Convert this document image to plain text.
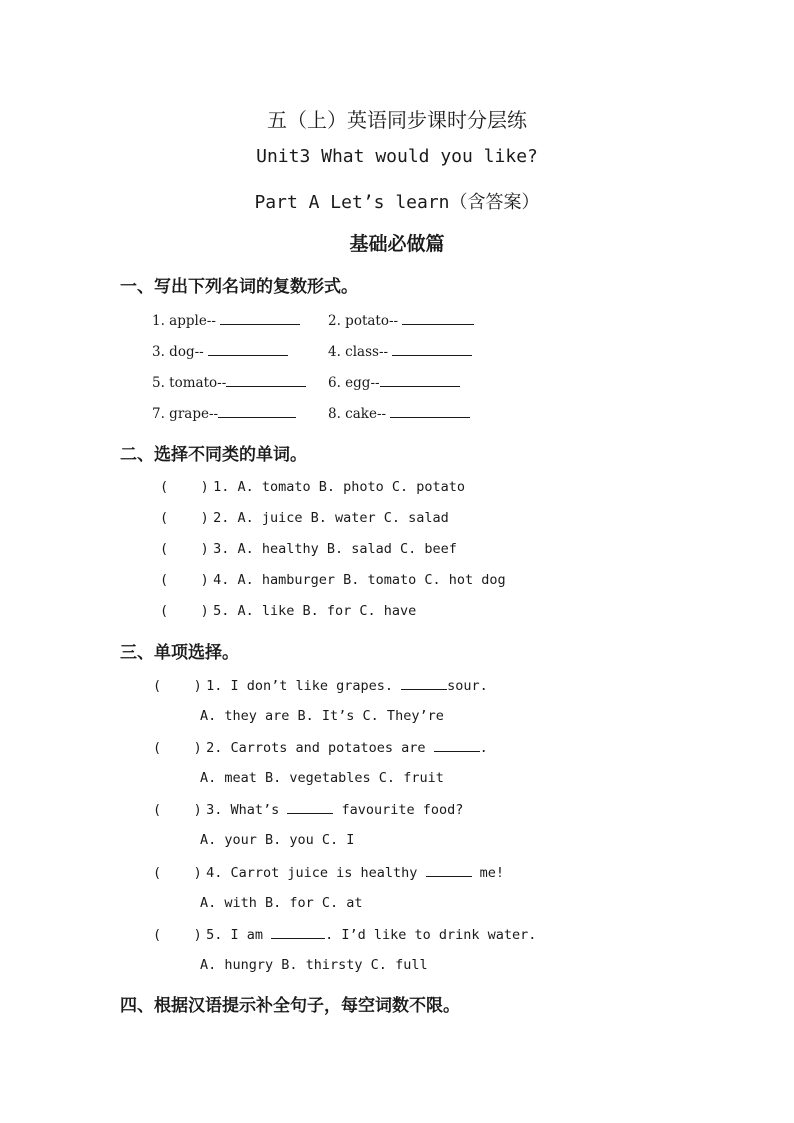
五（上）英语同步课时分层练
Unit3 What would you like?
Part A Let’s learn（含答案）
基础必做篇
一、写出下列名词的复数形式。
1. apple--	2. potato--
3. dog--	4. class--
5. tomato--	6. egg--
7. grape--	8. cake--
二、选择不同类的单词。
(    ) 1. A. tomato B. photo C. potato
(    ) 2. A. juice B. water C. salad
(    ) 3. A. healthy B. salad C. beef
(    ) 4. A. hamburger B. tomato C. hot dog
(    ) 5. A. like B. for C. have
三、单项选择。
(    ) 1. I don’t like grapes.	sour.
A. they are B. It’s C. They’re
(    ) 2. Carrots and potatoes are	.
A. meat B. vegetables C. fruit
(    ) 3. What’s	favourite food?
A. your B. you C. I
(    ) 4. Carrot juice is healthy	me!
A. with B. for C. at
(    ) 5. I am	. I’d like to drink water.
A. hungry B. thirsty C. full
四、根据汉语提示补全句子，每空词数不限。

- - - - -

TASK DETAILS -
Transcribe the listing in full. Omit the pictures and keep every line exact.

COMPLETED EXERCISE -
Convert this document image to plain text.
五（上）英语同步课时分层练
Unit3 What would you like?
Part A Let’s learn（含答案）
基础必做篇
一、写出下列名词的复数形式。
1. apple--	2. potato--
3. dog--	4. class--
5. tomato--	6. egg--
7. grape--	8. cake--
二、选择不同类的单词。
(    ) 1. A. tomato B. photo C. potato
(    ) 2. A. juice B. water C. salad
(    ) 3. A. healthy B. salad C. beef
(    ) 4. A. hamburger B. tomato C. hot dog
(    ) 5. A. like B. for C. have
三、单项选择。
(    ) 1. I don’t like grapes.	sour.
A. they are B. It’s C. They’re
(    ) 2. Carrots and potatoes are	.
A. meat B. vegetables C. fruit
(    ) 3. What’s	favourite food?
A. your B. you C. I
(    ) 4. Carrot juice is healthy	me!
A. with B. for C. at
(    ) 5. I am	. I’d like to drink water.
A. hungry B. thirsty C. full
四、根据汉语提示补全句子，每空词数不限。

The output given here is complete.